* Data entries *
┏━━

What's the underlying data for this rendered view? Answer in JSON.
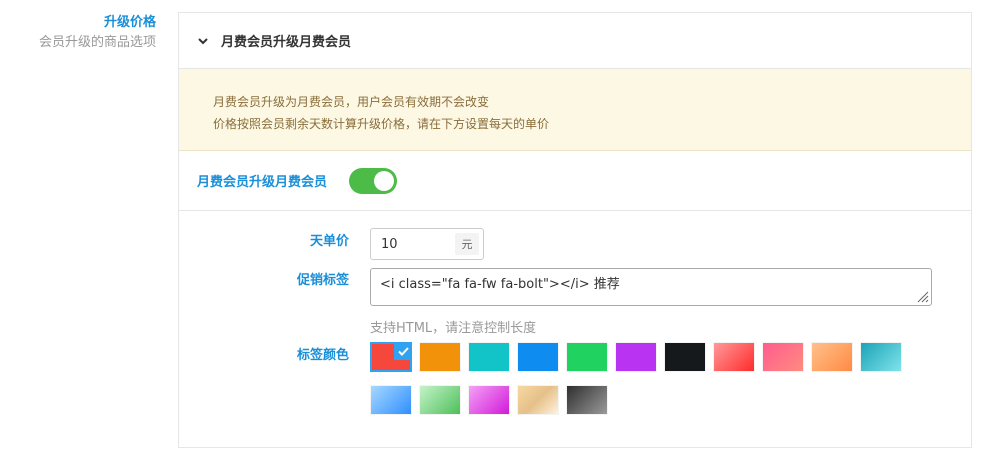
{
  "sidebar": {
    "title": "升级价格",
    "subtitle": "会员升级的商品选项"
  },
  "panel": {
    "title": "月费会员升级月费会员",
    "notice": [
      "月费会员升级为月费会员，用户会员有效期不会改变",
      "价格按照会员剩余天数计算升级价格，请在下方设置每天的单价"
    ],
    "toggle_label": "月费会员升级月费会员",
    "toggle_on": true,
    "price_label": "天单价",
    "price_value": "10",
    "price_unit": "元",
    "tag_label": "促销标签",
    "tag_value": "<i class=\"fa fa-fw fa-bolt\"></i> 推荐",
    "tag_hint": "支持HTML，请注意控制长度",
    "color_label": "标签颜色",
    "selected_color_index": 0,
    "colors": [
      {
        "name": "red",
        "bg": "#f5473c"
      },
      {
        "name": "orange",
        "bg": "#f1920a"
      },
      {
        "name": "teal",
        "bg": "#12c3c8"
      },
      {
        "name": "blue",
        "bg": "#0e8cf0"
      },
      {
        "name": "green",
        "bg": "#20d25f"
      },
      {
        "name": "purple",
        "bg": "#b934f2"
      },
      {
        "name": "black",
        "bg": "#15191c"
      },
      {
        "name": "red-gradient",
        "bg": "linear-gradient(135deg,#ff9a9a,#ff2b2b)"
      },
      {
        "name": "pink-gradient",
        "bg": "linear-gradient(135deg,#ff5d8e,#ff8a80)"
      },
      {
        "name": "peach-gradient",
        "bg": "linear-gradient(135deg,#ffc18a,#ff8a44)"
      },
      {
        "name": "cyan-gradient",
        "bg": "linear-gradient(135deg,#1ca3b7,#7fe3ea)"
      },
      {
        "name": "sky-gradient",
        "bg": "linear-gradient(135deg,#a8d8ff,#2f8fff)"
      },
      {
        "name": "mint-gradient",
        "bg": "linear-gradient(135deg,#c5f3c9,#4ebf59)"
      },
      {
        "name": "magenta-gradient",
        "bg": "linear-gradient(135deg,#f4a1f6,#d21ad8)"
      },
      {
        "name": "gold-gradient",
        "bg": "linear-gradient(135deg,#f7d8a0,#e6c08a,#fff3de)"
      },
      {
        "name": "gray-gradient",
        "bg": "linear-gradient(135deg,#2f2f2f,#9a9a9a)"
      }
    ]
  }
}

┗━━
┏━━

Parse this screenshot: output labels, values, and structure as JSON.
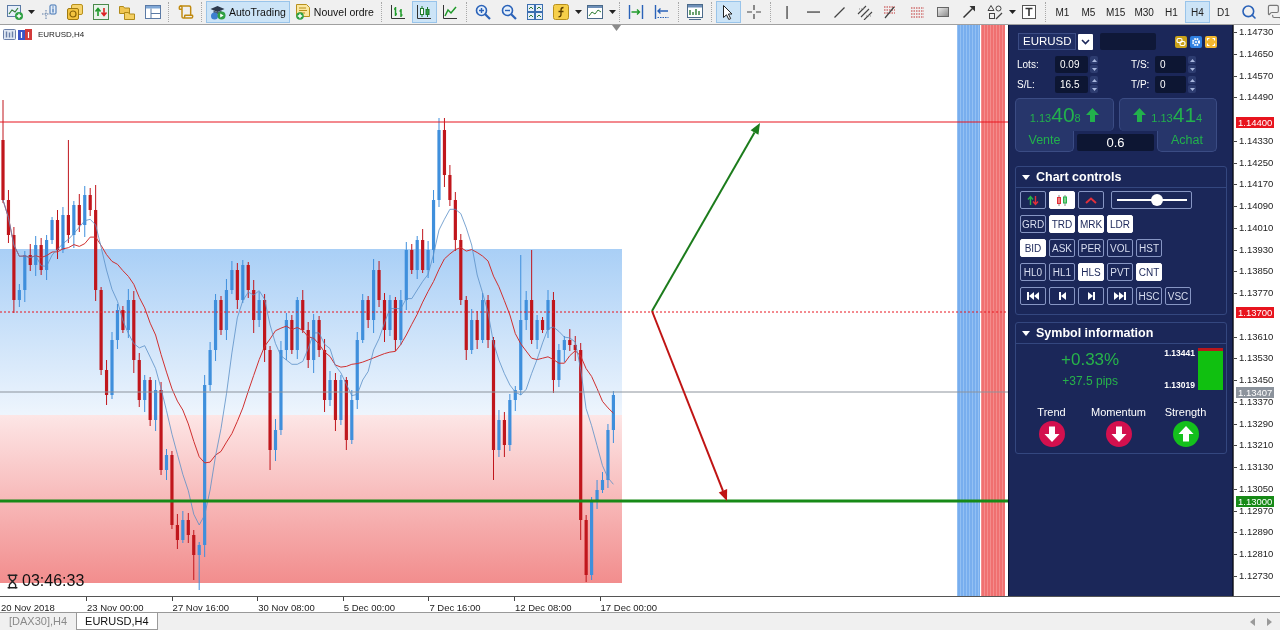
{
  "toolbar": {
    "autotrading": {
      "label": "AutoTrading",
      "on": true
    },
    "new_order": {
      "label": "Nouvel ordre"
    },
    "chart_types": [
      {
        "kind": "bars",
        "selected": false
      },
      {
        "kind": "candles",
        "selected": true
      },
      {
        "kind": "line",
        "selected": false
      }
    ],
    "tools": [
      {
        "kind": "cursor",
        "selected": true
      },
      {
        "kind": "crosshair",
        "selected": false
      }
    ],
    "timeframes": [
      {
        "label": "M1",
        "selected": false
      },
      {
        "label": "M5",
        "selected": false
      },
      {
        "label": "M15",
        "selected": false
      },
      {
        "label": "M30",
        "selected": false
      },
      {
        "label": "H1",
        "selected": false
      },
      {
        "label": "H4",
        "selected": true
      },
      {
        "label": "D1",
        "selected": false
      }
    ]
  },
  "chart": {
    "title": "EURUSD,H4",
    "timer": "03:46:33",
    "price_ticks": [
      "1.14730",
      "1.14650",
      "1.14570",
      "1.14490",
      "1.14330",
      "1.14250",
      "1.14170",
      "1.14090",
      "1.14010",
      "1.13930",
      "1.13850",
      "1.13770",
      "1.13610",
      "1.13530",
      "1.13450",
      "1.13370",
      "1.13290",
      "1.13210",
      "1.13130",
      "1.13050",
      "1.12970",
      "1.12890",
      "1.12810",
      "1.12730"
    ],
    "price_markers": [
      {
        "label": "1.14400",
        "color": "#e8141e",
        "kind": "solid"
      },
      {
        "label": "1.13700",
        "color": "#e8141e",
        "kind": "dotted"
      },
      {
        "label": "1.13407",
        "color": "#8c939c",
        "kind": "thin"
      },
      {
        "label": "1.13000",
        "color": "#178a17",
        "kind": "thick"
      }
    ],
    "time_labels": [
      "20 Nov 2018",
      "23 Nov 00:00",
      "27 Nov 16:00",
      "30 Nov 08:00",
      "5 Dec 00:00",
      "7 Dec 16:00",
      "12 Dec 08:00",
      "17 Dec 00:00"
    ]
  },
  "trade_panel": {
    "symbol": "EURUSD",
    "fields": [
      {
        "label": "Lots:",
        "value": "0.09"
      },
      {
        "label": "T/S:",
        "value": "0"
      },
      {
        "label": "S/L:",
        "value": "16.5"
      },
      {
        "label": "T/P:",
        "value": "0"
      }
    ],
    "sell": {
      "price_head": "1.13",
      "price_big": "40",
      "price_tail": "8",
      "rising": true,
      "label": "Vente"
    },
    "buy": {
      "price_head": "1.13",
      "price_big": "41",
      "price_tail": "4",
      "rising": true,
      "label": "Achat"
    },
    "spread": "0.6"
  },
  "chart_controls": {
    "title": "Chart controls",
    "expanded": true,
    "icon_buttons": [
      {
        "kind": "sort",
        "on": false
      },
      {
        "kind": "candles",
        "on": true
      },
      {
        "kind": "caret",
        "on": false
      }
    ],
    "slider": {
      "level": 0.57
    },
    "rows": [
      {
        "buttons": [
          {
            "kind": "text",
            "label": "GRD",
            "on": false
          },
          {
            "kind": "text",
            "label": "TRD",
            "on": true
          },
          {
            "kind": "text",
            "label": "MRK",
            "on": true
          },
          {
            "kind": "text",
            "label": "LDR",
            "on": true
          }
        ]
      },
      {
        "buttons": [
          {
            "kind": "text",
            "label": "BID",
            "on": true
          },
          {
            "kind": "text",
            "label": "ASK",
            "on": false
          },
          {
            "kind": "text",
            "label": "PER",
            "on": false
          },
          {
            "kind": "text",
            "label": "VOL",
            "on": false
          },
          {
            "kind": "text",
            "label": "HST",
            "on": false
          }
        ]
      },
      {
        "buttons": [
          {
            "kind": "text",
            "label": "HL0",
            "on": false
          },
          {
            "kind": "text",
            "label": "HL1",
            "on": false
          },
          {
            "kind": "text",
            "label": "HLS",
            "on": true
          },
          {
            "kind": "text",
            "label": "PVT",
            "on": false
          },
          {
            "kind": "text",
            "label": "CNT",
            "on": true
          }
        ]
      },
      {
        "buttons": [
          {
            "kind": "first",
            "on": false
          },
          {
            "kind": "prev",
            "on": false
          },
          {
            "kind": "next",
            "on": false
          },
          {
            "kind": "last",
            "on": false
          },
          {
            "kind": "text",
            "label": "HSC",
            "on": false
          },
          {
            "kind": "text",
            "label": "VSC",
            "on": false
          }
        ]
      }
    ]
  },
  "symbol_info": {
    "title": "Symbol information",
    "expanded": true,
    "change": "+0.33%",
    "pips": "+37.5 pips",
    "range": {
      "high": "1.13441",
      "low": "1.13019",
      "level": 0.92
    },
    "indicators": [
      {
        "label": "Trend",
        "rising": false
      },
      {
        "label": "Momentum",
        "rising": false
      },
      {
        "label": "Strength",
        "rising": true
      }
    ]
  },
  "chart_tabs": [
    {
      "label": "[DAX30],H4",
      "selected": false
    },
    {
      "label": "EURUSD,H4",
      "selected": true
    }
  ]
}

┗━━

* Challenge *
Locate and copy each line in the data above that includes the word "this".

* Complete response *
What's the underlying data for this rendered view? Answer in JSON.
Parse this screenshot: output labels, values, and structure as JSON.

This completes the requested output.